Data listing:
------------------------------------------------------------------------
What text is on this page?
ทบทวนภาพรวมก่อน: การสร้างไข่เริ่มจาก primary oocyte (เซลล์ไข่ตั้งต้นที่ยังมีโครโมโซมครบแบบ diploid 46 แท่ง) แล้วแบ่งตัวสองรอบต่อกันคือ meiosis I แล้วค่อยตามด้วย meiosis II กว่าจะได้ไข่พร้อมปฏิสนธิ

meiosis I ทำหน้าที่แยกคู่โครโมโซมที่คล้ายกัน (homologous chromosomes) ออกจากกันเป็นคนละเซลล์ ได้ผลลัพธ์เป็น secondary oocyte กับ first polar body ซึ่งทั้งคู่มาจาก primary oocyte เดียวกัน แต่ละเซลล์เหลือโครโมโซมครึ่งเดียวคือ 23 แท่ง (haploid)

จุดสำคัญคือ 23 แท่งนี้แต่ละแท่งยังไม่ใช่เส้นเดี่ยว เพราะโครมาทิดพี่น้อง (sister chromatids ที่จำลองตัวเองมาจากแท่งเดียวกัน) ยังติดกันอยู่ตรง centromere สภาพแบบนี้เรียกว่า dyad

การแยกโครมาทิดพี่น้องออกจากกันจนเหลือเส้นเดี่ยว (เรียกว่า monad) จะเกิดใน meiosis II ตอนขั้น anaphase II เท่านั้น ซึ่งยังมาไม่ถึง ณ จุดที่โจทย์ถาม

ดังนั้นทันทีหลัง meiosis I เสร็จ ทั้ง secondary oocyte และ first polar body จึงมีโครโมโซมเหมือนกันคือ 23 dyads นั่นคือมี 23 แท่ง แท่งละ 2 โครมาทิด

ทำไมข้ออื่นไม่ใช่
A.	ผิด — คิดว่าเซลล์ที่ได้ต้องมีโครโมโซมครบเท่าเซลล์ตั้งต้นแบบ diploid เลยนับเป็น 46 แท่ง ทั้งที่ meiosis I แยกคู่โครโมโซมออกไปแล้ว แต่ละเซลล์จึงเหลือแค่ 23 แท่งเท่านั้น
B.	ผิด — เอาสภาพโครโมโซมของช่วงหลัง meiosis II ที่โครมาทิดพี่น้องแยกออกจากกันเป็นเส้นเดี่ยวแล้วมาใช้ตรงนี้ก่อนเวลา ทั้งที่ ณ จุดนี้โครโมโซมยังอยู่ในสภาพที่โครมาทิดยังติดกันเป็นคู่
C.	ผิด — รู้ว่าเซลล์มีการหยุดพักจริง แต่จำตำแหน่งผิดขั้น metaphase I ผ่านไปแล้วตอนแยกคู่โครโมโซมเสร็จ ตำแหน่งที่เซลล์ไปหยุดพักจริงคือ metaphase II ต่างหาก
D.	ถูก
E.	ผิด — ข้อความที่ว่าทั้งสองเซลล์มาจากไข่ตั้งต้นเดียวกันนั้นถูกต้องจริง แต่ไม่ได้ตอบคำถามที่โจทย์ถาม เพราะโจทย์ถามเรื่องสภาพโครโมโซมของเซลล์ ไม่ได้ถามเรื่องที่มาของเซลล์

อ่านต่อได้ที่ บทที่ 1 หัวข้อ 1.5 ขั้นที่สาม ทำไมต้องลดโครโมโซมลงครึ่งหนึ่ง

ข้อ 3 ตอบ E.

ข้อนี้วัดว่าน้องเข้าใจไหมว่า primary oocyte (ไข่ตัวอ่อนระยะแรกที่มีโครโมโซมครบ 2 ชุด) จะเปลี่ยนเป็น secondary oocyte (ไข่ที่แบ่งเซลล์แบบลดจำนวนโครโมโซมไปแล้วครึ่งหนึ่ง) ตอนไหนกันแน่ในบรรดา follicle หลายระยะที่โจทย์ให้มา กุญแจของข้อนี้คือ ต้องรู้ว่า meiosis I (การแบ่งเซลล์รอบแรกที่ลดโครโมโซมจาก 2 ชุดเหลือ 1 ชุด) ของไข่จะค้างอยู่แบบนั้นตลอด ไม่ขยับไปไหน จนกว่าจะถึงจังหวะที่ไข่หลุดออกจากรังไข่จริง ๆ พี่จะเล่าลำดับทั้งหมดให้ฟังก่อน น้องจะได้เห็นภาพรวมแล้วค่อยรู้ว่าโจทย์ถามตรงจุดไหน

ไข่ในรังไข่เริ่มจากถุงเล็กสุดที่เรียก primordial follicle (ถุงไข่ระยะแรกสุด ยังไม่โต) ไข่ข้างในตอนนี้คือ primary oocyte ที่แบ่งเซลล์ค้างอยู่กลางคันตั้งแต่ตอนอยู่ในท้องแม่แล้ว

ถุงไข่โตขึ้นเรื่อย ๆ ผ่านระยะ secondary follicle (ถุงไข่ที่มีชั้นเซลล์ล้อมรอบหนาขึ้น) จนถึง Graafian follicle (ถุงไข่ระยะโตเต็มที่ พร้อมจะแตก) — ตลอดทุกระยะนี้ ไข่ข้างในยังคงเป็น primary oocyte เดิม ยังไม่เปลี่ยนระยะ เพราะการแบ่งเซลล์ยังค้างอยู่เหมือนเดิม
------------------------------------------------------------------------
**Problem requirements:**
Please reproduce each record precisely as written.

**The solution:**
What text is on this page?
ทบทวนภาพรวมก่อน: การสร้างไข่เริ่มจาก primary oocyte (เซลล์ไข่ตั้งต้นที่ยังมีโครโมโซมครบแบบ diploid 46 แท่ง) แล้วแบ่งตัวสองรอบต่อกันคือ meiosis I แล้วค่อยตามด้วย meiosis II กว่าจะได้ไข่พร้อมปฏิสนธิ

meiosis I ทำหน้าที่แยกคู่โครโมโซมที่คล้ายกัน (homologous chromosomes) ออกจากกันเป็นคนละเซลล์ ได้ผลลัพธ์เป็น secondary oocyte กับ first polar body ซึ่งทั้งคู่มาจาก primary oocyte เดียวกัน แต่ละเซลล์เหลือโครโมโซมครึ่งเดียวคือ 23 แท่ง (haploid)

จุดสำคัญคือ 23 แท่งนี้แต่ละแท่งยังไม่ใช่เส้นเดี่ยว เพราะโครมาทิดพี่น้อง (sister chromatids ที่จำลองตัวเองมาจากแท่งเดียวกัน) ยังติดกันอยู่ตรง centromere สภาพแบบนี้เรียกว่า dyad

การแยกโครมาทิดพี่น้องออกจากกันจนเหลือเส้นเดี่ยว (เรียกว่า monad) จะเกิดใน meiosis II ตอนขั้น anaphase II เท่านั้น ซึ่งยังมาไม่ถึง ณ จุดที่โจทย์ถาม

ดังนั้นทันทีหลัง meiosis I เสร็จ ทั้ง secondary oocyte และ first polar body จึงมีโครโมโซมเหมือนกันคือ 23 dyads นั่นคือมี 23 แท่ง แท่งละ 2 โครมาทิด

ทำไมข้ออื่นไม่ใช่
A.	ผิด — คิดว่าเซลล์ที่ได้ต้องมีโครโมโซมครบเท่าเซลล์ตั้งต้นแบบ diploid เลยนับเป็น 46 แท่ง ทั้งที่ meiosis I แยกคู่โครโมโซมออกไปแล้ว แต่ละเซลล์จึงเหลือแค่ 23 แท่งเท่านั้น
B.	ผิด — เอาสภาพโครโมโซมของช่วงหลัง meiosis II ที่โครมาทิดพี่น้องแยกออกจากกันเป็นเส้นเดี่ยวแล้วมาใช้ตรงนี้ก่อนเวลา ทั้งที่ ณ จุดนี้โครโมโซมยังอยู่ในสภาพที่โครมาทิดยังติดกันเป็นคู่
C.	ผิด — รู้ว่าเซลล์มีการหยุดพักจริง แต่จำตำแหน่งผิดขั้น metaphase I ผ่านไปแล้วตอนแยกคู่โครโมโซมเสร็จ ตำแหน่งที่เซลล์ไปหยุดพักจริงคือ metaphase II ต่างหาก
D.	ถูก
E.	ผิด — ข้อความที่ว่าทั้งสองเซลล์มาจากไข่ตั้งต้นเดียวกันนั้นถูกต้องจริง แต่ไม่ได้ตอบคำถามที่โจทย์ถาม เพราะโจทย์ถามเรื่องสภาพโครโมโซมของเซลล์ ไม่ได้ถามเรื่องที่มาของเซลล์

อ่านต่อได้ที่ บทที่ 1 หัวข้อ 1.5 ขั้นที่สาม ทำไมต้องลดโครโมโซมลงครึ่งหนึ่ง

ข้อ 3 ตอบ E.

ข้อนี้วัดว่าน้องเข้าใจไหมว่า primary oocyte (ไข่ตัวอ่อนระยะแรกที่มีโครโมโซมครบ 2 ชุด) จะเปลี่ยนเป็น secondary oocyte (ไข่ที่แบ่งเซลล์แบบลดจำนวนโครโมโซมไปแล้วครึ่งหนึ่ง) ตอนไหนกันแน่ในบรรดา follicle หลายระยะที่โจทย์ให้มา กุญแจของข้อนี้คือ ต้องรู้ว่า meiosis I (การแบ่งเซลล์รอบแรกที่ลดโครโมโซมจาก 2 ชุดเหลือ 1 ชุด) ของไข่จะค้างอยู่แบบนั้นตลอด ไม่ขยับไปไหน จนกว่าจะถึงจังหวะที่ไข่หลุดออกจากรังไข่จริง ๆ พี่จะเล่าลำดับทั้งหมดให้ฟังก่อน น้องจะได้เห็นภาพรวมแล้วค่อยรู้ว่าโจทย์ถามตรงจุดไหน

ไข่ในรังไข่เริ่มจากถุงเล็กสุดที่เรียก primordial follicle (ถุงไข่ระยะแรกสุด ยังไม่โต) ไข่ข้างในตอนนี้คือ primary oocyte ที่แบ่งเซลล์ค้างอยู่กลางคันตั้งแต่ตอนอยู่ในท้องแม่แล้ว

ถุงไข่โตขึ้นเรื่อย ๆ ผ่านระยะ secondary follicle (ถุงไข่ที่มีชั้นเซลล์ล้อมรอบหนาขึ้น) จนถึง Graafian follicle (ถุงไข่ระยะโตเต็มที่ พร้อมจะแตก) — ตลอดทุกระยะนี้ ไข่ข้างในยังคงเป็น primary oocyte เดิม ยังไม่เปลี่ยนระยะ เพราะการแบ่งเซลล์ยังค้างอยู่เหมือนเดิม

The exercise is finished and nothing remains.